== Given problem 1 ==
According to the LLVM source file header, under which license is the file distributed?

//===- ScalarEvolutionNormalization.cpp - See below -----------------------===//
//
// The LLVM Compiler Infrastructure
//
// This file is distributed under the University of Illinois Open Source
// License. See LICENSE.TXT for details.
//
//===----------------------------------------------------------------------===//
//
// This file implements utilities for working with "normalized" expressions.
// See the comments at the top of ScalarEvolutionNormalization.h for details.
//
//===----------------------------------------------------------------------===//
#include "llvm/IR/Dominators.h"
#include "llvm/Analysis/LoopInfo.h"
#include "llvm/Analysis/ScalarEvolutionExpressions.h"

Labeled region entries
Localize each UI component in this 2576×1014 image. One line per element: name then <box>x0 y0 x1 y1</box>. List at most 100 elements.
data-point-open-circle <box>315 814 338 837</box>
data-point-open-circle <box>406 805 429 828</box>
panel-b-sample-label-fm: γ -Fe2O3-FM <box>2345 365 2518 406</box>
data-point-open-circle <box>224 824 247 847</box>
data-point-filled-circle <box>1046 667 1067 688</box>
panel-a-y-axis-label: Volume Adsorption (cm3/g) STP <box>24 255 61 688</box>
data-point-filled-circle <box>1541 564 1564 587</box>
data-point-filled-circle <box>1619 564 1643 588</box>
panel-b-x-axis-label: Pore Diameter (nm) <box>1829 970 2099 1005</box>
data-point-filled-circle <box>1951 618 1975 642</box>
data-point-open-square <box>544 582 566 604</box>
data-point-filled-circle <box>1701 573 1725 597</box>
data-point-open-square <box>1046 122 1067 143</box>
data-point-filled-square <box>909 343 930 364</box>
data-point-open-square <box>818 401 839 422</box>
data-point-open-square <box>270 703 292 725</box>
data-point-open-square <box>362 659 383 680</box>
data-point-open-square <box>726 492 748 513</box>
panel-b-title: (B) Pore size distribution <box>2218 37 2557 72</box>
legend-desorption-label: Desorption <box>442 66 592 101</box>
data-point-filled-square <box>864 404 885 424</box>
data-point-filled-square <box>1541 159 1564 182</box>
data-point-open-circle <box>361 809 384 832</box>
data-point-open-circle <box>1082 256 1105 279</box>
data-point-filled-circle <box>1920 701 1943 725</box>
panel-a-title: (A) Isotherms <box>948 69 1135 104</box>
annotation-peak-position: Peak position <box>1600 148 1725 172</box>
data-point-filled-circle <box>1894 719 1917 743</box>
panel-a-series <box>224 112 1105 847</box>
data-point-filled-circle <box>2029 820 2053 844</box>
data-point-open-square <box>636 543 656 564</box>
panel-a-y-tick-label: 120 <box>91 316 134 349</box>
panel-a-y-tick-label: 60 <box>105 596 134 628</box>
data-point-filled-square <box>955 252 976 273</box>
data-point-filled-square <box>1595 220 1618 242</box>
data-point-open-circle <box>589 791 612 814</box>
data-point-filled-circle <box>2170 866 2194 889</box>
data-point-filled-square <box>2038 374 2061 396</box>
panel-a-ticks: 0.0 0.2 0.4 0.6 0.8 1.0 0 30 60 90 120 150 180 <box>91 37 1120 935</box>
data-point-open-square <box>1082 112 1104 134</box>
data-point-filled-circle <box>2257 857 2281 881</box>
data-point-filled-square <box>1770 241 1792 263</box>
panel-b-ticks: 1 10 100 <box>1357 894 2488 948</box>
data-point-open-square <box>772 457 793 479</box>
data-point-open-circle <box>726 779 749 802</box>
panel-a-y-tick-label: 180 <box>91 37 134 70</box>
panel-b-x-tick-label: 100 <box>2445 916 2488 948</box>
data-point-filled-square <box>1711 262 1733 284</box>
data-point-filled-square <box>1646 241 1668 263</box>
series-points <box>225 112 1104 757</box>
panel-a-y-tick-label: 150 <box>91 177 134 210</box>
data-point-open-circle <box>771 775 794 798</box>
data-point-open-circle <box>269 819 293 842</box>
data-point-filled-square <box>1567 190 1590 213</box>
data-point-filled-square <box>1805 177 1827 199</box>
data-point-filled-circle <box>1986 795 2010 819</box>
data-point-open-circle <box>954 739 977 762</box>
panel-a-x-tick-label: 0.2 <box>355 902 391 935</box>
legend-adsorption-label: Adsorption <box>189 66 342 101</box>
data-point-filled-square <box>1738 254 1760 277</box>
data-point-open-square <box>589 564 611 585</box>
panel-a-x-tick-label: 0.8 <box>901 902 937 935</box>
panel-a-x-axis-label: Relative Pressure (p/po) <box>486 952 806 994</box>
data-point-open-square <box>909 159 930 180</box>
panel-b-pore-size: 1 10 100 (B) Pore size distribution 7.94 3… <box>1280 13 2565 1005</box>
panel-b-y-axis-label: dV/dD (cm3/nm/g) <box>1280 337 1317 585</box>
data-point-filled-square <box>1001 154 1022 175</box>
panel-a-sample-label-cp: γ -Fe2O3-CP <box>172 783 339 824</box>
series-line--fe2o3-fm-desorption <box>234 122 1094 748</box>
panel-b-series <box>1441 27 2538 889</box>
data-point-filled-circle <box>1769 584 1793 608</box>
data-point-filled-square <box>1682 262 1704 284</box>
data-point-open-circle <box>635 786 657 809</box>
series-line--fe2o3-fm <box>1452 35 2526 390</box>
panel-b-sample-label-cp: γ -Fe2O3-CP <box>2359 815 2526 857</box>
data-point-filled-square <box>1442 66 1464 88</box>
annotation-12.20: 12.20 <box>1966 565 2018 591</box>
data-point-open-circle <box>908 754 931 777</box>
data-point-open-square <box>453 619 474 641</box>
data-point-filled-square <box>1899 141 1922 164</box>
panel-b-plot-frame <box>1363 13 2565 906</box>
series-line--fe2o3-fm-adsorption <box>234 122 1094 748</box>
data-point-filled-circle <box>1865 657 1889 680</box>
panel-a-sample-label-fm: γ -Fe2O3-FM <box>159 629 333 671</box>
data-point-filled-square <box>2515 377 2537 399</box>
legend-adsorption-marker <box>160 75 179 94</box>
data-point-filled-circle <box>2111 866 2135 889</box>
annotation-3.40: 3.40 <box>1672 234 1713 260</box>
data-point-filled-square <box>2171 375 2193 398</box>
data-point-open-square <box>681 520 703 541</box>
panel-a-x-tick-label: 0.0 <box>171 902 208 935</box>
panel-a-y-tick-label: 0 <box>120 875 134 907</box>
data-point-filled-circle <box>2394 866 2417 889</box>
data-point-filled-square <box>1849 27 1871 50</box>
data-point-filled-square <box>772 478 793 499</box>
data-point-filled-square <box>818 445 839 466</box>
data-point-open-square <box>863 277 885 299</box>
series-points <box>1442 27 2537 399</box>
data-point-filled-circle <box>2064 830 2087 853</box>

== Given problem 2 ==
Copy the records word for word, from the start of the records through the line containing "data-point-open-square <box>362 659", including both ends.

== Finished answer 1 ==
The University of Illinois Open Source License.

== Finished answer 2 ==
Localize each UI component in this 2576×1014 image. One line per element: name then <box>x0 y0 x1 y1</box>. List at most 100 elements.
data-point-open-circle <box>315 814 338 837</box>
data-point-open-circle <box>406 805 429 828</box>
panel-b-sample-label-fm: γ -Fe2O3-FM <box>2345 365 2518 406</box>
data-point-open-circle <box>224 824 247 847</box>
data-point-filled-circle <box>1046 667 1067 688</box>
panel-a-y-axis-label: Volume Adsorption (cm3/g) STP <box>24 255 61 688</box>
data-point-filled-circle <box>1541 564 1564 587</box>
data-point-filled-circle <box>1619 564 1643 588</box>
panel-b-x-axis-label: Pore Diameter (nm) <box>1829 970 2099 1005</box>
data-point-filled-circle <box>1951 618 1975 642</box>
data-point-open-square <box>544 582 566 604</box>
data-point-filled-circle <box>1701 573 1725 597</box>
data-point-open-square <box>1046 122 1067 143</box>
data-point-filled-square <box>909 343 930 364</box>
data-point-open-square <box>818 401 839 422</box>
data-point-open-square <box>270 703 292 725</box>
data-point-open-square <box>362 659 383 680</box>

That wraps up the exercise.